### WORK INSTRUCTIONS
Return the full material exactly.

>> begin EXCERPTED DATA

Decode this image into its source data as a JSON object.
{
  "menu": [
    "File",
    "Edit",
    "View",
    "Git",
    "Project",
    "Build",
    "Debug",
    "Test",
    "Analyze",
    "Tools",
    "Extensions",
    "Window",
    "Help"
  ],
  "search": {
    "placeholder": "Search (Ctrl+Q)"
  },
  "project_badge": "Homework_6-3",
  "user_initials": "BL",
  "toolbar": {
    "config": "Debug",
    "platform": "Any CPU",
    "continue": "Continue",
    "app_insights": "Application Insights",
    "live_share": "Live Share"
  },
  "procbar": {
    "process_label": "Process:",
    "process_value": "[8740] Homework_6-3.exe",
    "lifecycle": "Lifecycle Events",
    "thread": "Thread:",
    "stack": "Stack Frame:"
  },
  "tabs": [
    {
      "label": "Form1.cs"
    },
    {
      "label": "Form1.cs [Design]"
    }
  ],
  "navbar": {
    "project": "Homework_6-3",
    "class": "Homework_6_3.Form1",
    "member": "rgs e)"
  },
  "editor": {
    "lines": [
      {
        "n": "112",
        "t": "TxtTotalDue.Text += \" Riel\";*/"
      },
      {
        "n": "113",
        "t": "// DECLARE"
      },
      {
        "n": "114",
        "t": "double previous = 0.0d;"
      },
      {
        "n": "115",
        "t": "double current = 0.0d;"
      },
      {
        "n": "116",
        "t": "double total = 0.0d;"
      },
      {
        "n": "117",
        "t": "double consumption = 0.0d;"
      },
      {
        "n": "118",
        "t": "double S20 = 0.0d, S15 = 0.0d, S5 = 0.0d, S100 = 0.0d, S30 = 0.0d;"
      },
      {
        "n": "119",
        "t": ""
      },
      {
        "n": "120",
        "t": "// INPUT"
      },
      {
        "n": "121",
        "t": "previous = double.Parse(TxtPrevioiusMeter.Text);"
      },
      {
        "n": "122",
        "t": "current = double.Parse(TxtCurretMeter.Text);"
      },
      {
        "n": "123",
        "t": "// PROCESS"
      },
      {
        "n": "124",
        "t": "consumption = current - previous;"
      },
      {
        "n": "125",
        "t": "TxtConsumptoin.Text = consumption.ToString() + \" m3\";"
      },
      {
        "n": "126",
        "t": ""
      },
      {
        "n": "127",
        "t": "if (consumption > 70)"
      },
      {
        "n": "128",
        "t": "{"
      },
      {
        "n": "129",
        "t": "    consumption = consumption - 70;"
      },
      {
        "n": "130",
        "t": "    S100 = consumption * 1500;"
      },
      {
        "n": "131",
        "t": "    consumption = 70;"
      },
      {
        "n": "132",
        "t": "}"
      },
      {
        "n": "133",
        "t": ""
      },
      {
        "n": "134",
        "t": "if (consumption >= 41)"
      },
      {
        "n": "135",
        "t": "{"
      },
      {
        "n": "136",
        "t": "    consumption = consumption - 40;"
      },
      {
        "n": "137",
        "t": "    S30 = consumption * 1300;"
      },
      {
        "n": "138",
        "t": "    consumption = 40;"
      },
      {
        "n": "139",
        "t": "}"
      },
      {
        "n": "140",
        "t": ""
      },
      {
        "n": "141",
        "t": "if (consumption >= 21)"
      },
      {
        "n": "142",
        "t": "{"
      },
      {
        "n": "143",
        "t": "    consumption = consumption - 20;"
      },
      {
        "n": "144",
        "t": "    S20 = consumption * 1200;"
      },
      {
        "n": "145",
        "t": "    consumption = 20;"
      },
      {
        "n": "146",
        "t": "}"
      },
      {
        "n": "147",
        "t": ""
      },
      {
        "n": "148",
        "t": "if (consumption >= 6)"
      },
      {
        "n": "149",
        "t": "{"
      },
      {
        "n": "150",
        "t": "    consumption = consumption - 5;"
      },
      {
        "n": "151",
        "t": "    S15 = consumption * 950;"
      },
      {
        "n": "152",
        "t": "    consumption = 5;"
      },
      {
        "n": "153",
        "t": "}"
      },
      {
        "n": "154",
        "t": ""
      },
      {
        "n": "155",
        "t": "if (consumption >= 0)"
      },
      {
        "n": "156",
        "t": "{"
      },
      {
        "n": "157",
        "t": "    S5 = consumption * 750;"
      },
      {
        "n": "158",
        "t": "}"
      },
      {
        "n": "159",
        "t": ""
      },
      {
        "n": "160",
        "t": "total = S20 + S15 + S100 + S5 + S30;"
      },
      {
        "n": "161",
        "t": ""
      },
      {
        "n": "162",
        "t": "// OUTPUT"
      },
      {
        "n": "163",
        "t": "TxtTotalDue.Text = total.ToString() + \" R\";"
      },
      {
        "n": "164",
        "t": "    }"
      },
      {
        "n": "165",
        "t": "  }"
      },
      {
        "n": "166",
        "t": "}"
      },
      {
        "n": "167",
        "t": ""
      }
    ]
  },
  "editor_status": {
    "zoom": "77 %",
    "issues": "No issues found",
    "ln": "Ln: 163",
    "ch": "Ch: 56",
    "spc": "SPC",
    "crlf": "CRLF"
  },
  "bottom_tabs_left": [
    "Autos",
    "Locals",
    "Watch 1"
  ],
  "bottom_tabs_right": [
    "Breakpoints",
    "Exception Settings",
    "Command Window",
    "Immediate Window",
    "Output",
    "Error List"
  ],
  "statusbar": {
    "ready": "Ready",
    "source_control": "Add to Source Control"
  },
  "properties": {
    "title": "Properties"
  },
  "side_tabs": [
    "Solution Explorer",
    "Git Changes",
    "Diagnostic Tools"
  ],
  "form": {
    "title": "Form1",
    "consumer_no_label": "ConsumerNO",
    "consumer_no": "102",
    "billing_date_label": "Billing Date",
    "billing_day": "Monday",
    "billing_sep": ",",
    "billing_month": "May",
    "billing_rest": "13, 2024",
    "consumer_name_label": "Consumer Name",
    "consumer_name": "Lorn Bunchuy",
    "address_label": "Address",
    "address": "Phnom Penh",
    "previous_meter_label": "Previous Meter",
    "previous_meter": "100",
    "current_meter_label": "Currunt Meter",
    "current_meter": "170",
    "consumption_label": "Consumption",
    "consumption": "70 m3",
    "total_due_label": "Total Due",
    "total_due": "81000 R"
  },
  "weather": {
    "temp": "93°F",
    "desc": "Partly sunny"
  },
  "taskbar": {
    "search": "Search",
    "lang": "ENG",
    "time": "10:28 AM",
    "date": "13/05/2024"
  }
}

>> end EXCERPTED DATA

### FINISHED ANSWER
Decode this image into its source data as a JSON object.
{
  "menu": [
    "File",
    "Edit",
    "View",
    "Git",
    "Project",
    "Build",
    "Debug",
    "Test",
    "Analyze",
    "Tools",
    "Extensions",
    "Window",
    "Help"
  ],
  "search": {
    "placeholder": "Search (Ctrl+Q)"
  },
  "project_badge": "Homework_6-3",
  "user_initials": "BL",
  "toolbar": {
    "config": "Debug",
    "platform": "Any CPU",
    "continue": "Continue",
    "app_insights": "Application Insights",
    "live_share": "Live Share"
  },
  "procbar": {
    "process_label": "Process:",
    "process_value": "[8740] Homework_6-3.exe",
    "lifecycle": "Lifecycle Events",
    "thread": "Thread:",
    "stack": "Stack Frame:"
  },
  "tabs": [
    {
      "label": "Form1.cs"
    },
    {
      "label": "Form1.cs [Design]"
    }
  ],
  "navbar": {
    "project": "Homework_6-3",
    "class": "Homework_6_3.Form1",
    "member": "rgs e)"
  },
  "editor": {
    "lines": [
      {
        "n": "112",
        "t": "TxtTotalDue.Text += \" Riel\";*/"
      },
      {
        "n": "113",
        "t": "// DECLARE"
      },
      {
        "n": "114",
        "t": "double previous = 0.0d;"
      },
      {
        "n": "115",
        "t": "double current = 0.0d;"
      },
      {
        "n": "116",
        "t": "double total = 0.0d;"
      },
      {
        "n": "117",
        "t": "double consumption = 0.0d;"
      },
      {
        "n": "118",
        "t": "double S20 = 0.0d, S15 = 0.0d, S5 = 0.0d, S100 = 0.0d, S30 = 0.0d;"
      },
      {
        "n": "119",
        "t": ""
      },
      {
        "n": "120",
        "t": "// INPUT"
      },
      {
        "n": "121",
        "t": "previous = double.Parse(TxtPrevioiusMeter.Text);"
      },
      {
        "n": "122",
        "t": "current = double.Parse(TxtCurretMeter.Text);"
      },
      {
        "n": "123",
        "t": "// PROCESS"
      },
      {
        "n": "124",
        "t": "consumption = current - previous;"
      },
      {
        "n": "125",
        "t": "TxtConsumptoin.Text = consumption.ToString() + \" m3\";"
      },
      {
        "n": "126",
        "t": ""
      },
      {
        "n": "127",
        "t": "if (consumption > 70)"
      },
      {
        "n": "128",
        "t": "{"
      },
      {
        "n": "129",
        "t": "    consumption = consumption - 70;"
      },
      {
        "n": "130",
        "t": "    S100 = consumption * 1500;"
      },
      {
        "n": "131",
        "t": "    consumption = 70;"
      },
      {
        "n": "132",
        "t": "}"
      },
      {
        "n": "133",
        "t": ""
      },
      {
        "n": "134",
        "t": "if (consumption >= 41)"
      },
      {
        "n": "135",
        "t": "{"
      },
      {
        "n": "136",
        "t": "    consumption = consumption - 40;"
      },
      {
        "n": "137",
        "t": "    S30 = consumption * 1300;"
      },
      {
        "n": "138",
        "t": "    consumption = 40;"
      },
      {
        "n": "139",
        "t": "}"
      },
      {
        "n": "140",
        "t": ""
      },
      {
        "n": "141",
        "t": "if (consumption >= 21)"
      },
      {
        "n": "142",
        "t": "{"
      },
      {
        "n": "143",
        "t": "    consumption = consumption - 20;"
      },
      {
        "n": "144",
        "t": "    S20 = consumption * 1200;"
      },
      {
        "n": "145",
        "t": "    consumption = 20;"
      },
      {
        "n": "146",
        "t": "}"
      },
      {
        "n": "147",
        "t": ""
      },
      {
        "n": "148",
        "t": "if (consumption >= 6)"
      },
      {
        "n": "149",
        "t": "{"
      },
      {
        "n": "150",
        "t": "    consumption = consumption - 5;"
      },
      {
        "n": "151",
        "t": "    S15 = consumption * 950;"
      },
      {
        "n": "152",
        "t": "    consumption = 5;"
      },
      {
        "n": "153",
        "t": "}"
      },
      {
        "n": "154",
        "t": ""
      },
      {
        "n": "155",
        "t": "if (consumption >= 0)"
      },
      {
        "n": "156",
        "t": "{"
      },
      {
        "n": "157",
        "t": "    S5 = consumption * 750;"
      },
      {
        "n": "158",
        "t": "}"
      },
      {
        "n": "159",
        "t": ""
      },
      {
        "n": "160",
        "t": "total = S20 + S15 + S100 + S5 + S30;"
      },
      {
        "n": "161",
        "t": ""
      },
      {
        "n": "162",
        "t": "// OUTPUT"
      },
      {
        "n": "163",
        "t": "TxtTotalDue.Text = total.ToString() + \" R\";"
      },
      {
        "n": "164",
        "t": "    }"
      },
      {
        "n": "165",
        "t": "  }"
      },
      {
        "n": "166",
        "t": "}"
      },
      {
        "n": "167",
        "t": ""
      }
    ]
  },
  "editor_status": {
    "zoom": "77 %",
    "issues": "No issues found",
    "ln": "Ln: 163",
    "ch": "Ch: 56",
    "spc": "SPC",
    "crlf": "CRLF"
  },
  "bottom_tabs_left": [
    "Autos",
    "Locals",
    "Watch 1"
  ],
  "bottom_tabs_right": [
    "Breakpoints",
    "Exception Settings",
    "Command Window",
    "Immediate Window",
    "Output",
    "Error List"
  ],
  "statusbar": {
    "ready": "Ready",
    "source_control": "Add to Source Control"
  },
  "properties": {
    "title": "Properties"
  },
  "side_tabs": [
    "Solution Explorer",
    "Git Changes",
    "Diagnostic Tools"
  ],
  "form": {
    "title": "Form1",
    "consumer_no_label": "ConsumerNO",
    "consumer_no": "102",
    "billing_date_label": "Billing Date",
    "billing_day": "Monday",
    "billing_sep": ",",
    "billing_month": "May",
    "billing_rest": "13, 2024",
    "consumer_name_label": "Consumer Name",
    "consumer_name": "Lorn Bunchuy",
    "address_label": "Address",
    "address": "Phnom Penh",
    "previous_meter_label": "Previous Meter",
    "previous_meter": "100",
    "current_meter_label": "Currunt Meter",
    "current_meter": "170",
    "consumption_label": "Consumption",
    "consumption": "70 m3",
    "total_due_label": "Total Due",
    "total_due": "81000 R"
  },
  "weather": {
    "temp": "93°F",
    "desc": "Partly sunny"
  },
  "taskbar": {
    "search": "Search",
    "lang": "ENG",
    "time": "10:28 AM",
    "date": "13/05/2024"
  }
}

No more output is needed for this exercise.